Stored data:
● ● ●

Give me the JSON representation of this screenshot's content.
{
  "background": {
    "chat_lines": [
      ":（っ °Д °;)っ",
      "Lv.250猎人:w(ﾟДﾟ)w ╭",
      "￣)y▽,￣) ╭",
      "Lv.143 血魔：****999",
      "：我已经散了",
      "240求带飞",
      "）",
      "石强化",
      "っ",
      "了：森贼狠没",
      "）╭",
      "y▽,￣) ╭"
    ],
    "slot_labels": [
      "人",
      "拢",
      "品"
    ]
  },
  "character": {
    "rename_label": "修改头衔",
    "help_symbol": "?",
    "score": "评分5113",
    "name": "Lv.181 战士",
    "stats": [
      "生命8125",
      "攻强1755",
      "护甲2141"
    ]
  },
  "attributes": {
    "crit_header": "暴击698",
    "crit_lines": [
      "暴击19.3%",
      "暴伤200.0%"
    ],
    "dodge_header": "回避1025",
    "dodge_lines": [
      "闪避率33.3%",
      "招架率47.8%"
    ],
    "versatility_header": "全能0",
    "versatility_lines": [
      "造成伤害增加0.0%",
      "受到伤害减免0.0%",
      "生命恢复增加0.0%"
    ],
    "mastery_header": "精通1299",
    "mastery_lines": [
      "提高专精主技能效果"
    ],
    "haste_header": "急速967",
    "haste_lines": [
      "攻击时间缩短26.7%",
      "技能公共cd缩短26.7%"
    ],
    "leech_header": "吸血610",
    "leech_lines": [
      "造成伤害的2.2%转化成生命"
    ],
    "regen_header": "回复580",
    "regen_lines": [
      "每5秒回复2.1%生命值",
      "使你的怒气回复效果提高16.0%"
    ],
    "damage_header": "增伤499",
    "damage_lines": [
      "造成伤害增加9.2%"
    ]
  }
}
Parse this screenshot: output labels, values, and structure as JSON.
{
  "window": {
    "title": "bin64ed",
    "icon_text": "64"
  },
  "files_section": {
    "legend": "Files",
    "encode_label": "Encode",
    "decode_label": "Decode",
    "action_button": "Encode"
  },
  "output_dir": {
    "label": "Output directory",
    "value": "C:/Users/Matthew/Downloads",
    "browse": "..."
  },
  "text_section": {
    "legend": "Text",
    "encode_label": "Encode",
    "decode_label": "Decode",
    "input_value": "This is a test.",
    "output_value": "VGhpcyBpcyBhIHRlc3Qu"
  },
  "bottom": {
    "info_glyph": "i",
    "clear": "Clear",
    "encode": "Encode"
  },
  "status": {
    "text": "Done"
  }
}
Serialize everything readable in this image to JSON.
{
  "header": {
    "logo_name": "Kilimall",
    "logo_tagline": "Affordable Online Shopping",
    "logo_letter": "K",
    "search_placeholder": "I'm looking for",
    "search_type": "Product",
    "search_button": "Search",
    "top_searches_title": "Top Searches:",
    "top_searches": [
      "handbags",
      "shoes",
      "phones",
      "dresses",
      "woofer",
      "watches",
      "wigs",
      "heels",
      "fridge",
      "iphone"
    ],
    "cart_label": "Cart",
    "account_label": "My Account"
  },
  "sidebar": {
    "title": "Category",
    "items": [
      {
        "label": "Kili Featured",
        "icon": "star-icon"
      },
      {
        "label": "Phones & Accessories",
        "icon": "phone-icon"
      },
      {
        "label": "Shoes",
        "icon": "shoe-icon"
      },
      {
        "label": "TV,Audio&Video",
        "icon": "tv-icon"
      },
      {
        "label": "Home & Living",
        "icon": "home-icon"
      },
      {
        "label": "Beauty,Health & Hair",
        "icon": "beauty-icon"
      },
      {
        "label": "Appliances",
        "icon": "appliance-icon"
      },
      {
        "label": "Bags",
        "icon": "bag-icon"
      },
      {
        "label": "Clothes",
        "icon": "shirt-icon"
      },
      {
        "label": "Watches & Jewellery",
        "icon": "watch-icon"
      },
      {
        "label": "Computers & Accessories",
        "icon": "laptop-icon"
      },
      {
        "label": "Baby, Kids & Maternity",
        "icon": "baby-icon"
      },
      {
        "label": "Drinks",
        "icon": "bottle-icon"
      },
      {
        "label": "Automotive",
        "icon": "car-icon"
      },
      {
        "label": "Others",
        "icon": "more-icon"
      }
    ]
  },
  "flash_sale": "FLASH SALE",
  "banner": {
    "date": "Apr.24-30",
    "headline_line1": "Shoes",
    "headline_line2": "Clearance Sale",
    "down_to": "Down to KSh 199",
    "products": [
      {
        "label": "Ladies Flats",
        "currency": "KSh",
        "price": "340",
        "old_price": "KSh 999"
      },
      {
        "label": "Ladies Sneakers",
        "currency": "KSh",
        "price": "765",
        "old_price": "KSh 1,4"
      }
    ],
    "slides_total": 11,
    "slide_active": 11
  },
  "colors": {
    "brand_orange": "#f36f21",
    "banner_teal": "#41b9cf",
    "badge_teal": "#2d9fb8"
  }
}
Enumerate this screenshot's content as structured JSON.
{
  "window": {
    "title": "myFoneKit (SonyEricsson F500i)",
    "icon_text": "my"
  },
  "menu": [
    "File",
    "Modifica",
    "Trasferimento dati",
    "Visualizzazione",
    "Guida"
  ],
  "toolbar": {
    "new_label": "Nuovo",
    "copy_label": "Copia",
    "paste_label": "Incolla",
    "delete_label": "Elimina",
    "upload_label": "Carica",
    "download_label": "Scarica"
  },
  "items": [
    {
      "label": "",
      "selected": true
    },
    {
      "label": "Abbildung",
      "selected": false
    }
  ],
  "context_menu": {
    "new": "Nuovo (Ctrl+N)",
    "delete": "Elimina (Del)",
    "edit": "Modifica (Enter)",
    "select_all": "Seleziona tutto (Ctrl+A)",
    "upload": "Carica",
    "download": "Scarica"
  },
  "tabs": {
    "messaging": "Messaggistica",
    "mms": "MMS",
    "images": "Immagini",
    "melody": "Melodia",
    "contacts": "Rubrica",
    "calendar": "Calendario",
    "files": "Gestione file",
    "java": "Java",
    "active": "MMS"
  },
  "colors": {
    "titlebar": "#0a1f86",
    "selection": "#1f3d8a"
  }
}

● ● ●

**Job**
Repeat the entries exactly, all of them.

**In response**
Give me the JSON representation of this screenshot's content.
{
  "background": {
    "chat_lines": [
      ":（っ °Д °;)っ",
      "Lv.250猎人:w(ﾟДﾟ)w ╭",
      "￣)y▽,￣) ╭",
      "Lv.143 血魔：****999",
      "：我已经散了",
      "240求带飞",
      "）",
      "石强化",
      "っ",
      "了：森贼狠没",
      "）╭",
      "y▽,￣) ╭"
    ],
    "slot_labels": [
      "人",
      "拢",
      "品"
    ]
  },
  "character": {
    "rename_label": "修改头衔",
    "help_symbol": "?",
    "score": "评分5113",
    "name": "Lv.181 战士",
    "stats": [
      "生命8125",
      "攻强1755",
      "护甲2141"
    ]
  },
  "attributes": {
    "crit_header": "暴击698",
    "crit_lines": [
      "暴击19.3%",
      "暴伤200.0%"
    ],
    "dodge_header": "回避1025",
    "dodge_lines": [
      "闪避率33.3%",
      "招架率47.8%"
    ],
    "versatility_header": "全能0",
    "versatility_lines": [
      "造成伤害增加0.0%",
      "受到伤害减免0.0%",
      "生命恢复增加0.0%"
    ],
    "mastery_header": "精通1299",
    "mastery_lines": [
      "提高专精主技能效果"
    ],
    "haste_header": "急速967",
    "haste_lines": [
      "攻击时间缩短26.7%",
      "技能公共cd缩短26.7%"
    ],
    "leech_header": "吸血610",
    "leech_lines": [
      "造成伤害的2.2%转化成生命"
    ],
    "regen_header": "回复580",
    "regen_lines": [
      "每5秒回复2.1%生命值",
      "使你的怒气回复效果提高16.0%"
    ],
    "damage_header": "增伤499",
    "damage_lines": [
      "造成伤害增加9.2%"
    ]
  }
}
Parse this screenshot: output labels, values, and structure as JSON.
{
  "window": {
    "title": "bin64ed",
    "icon_text": "64"
  },
  "files_section": {
    "legend": "Files",
    "encode_label": "Encode",
    "decode_label": "Decode",
    "action_button": "Encode"
  },
  "output_dir": {
    "label": "Output directory",
    "value": "C:/Users/Matthew/Downloads",
    "browse": "..."
  },
  "text_section": {
    "legend": "Text",
    "encode_label": "Encode",
    "decode_label": "Decode",
    "input_value": "This is a test.",
    "output_value": "VGhpcyBpcyBhIHRlc3Qu"
  },
  "bottom": {
    "info_glyph": "i",
    "clear": "Clear",
    "encode": "Encode"
  },
  "status": {
    "text": "Done"
  }
}
Serialize everything readable in this image to JSON.
{
  "header": {
    "logo_name": "Kilimall",
    "logo_tagline": "Affordable Online Shopping",
    "logo_letter": "K",
    "search_placeholder": "I'm looking for",
    "search_type": "Product",
    "search_button": "Search",
    "top_searches_title": "Top Searches:",
    "top_searches": [
      "handbags",
      "shoes",
      "phones",
      "dresses",
      "woofer",
      "watches",
      "wigs",
      "heels",
      "fridge",
      "iphone"
    ],
    "cart_label": "Cart",
    "account_label": "My Account"
  },
  "sidebar": {
    "title": "Category",
    "items": [
      {
        "label": "Kili Featured",
        "icon": "star-icon"
      },
      {
        "label": "Phones & Accessories",
        "icon": "phone-icon"
      },
      {
        "label": "Shoes",
        "icon": "shoe-icon"
      },
      {
        "label": "TV,Audio&Video",
        "icon": "tv-icon"
      },
      {
        "label": "Home & Living",
        "icon": "home-icon"
      },
      {
        "label": "Beauty,Health & Hair",
        "icon": "beauty-icon"
      },
      {
        "label": "Appliances",
        "icon": "appliance-icon"
      },
      {
        "label": "Bags",
        "icon": "bag-icon"
      },
      {
        "label": "Clothes",
        "icon": "shirt-icon"
      },
      {
        "label": "Watches & Jewellery",
        "icon": "watch-icon"
      },
      {
        "label": "Computers & Accessories",
        "icon": "laptop-icon"
      },
      {
        "label": "Baby, Kids & Maternity",
        "icon": "baby-icon"
      },
      {
        "label": "Drinks",
        "icon": "bottle-icon"
      },
      {
        "label": "Automotive",
        "icon": "car-icon"
      },
      {
        "label": "Others",
        "icon": "more-icon"
      }
    ]
  },
  "flash_sale": "FLASH SALE",
  "banner": {
    "date": "Apr.24-30",
    "headline_line1": "Shoes",
    "headline_line2": "Clearance Sale",
    "down_to": "Down to KSh 199",
    "products": [
      {
        "label": "Ladies Flats",
        "currency": "KSh",
        "price": "340",
        "old_price": "KSh 999"
      },
      {
        "label": "Ladies Sneakers",
        "currency": "KSh",
        "price": "765",
        "old_price": "KSh 1,4"
      }
    ],
    "slides_total": 11,
    "slide_active": 11
  },
  "colors": {
    "brand_orange": "#f36f21",
    "banner_teal": "#41b9cf",
    "badge_teal": "#2d9fb8"
  }
}
Enumerate this screenshot's content as structured JSON.
{
  "window": {
    "title": "myFoneKit (SonyEricsson F500i)",
    "icon_text": "my"
  },
  "menu": [
    "File",
    "Modifica",
    "Trasferimento dati",
    "Visualizzazione",
    "Guida"
  ],
  "toolbar": {
    "new_label": "Nuovo",
    "copy_label": "Copia",
    "paste_label": "Incolla",
    "delete_label": "Elimina",
    "upload_label": "Carica",
    "download_label": "Scarica"
  },
  "items": [
    {
      "label": "",
      "selected": true
    },
    {
      "label": "Abbildung",
      "selected": false
    }
  ],
  "context_menu": {
    "new": "Nuovo (Ctrl+N)",
    "delete": "Elimina (Del)",
    "edit": "Modifica (Enter)",
    "select_all": "Seleziona tutto (Ctrl+A)",
    "upload": "Carica",
    "download": "Scarica"
  },
  "tabs": {
    "messaging": "Messaggistica",
    "mms": "MMS",
    "images": "Immagini",
    "melody": "Melodia",
    "contacts": "Rubrica",
    "calendar": "Calendario",
    "files": "Gestione file",
    "java": "Java",
    "active": "MMS"
  },
  "colors": {
    "titlebar": "#0a1f86",
    "selection": "#1f3d8a"
  }
}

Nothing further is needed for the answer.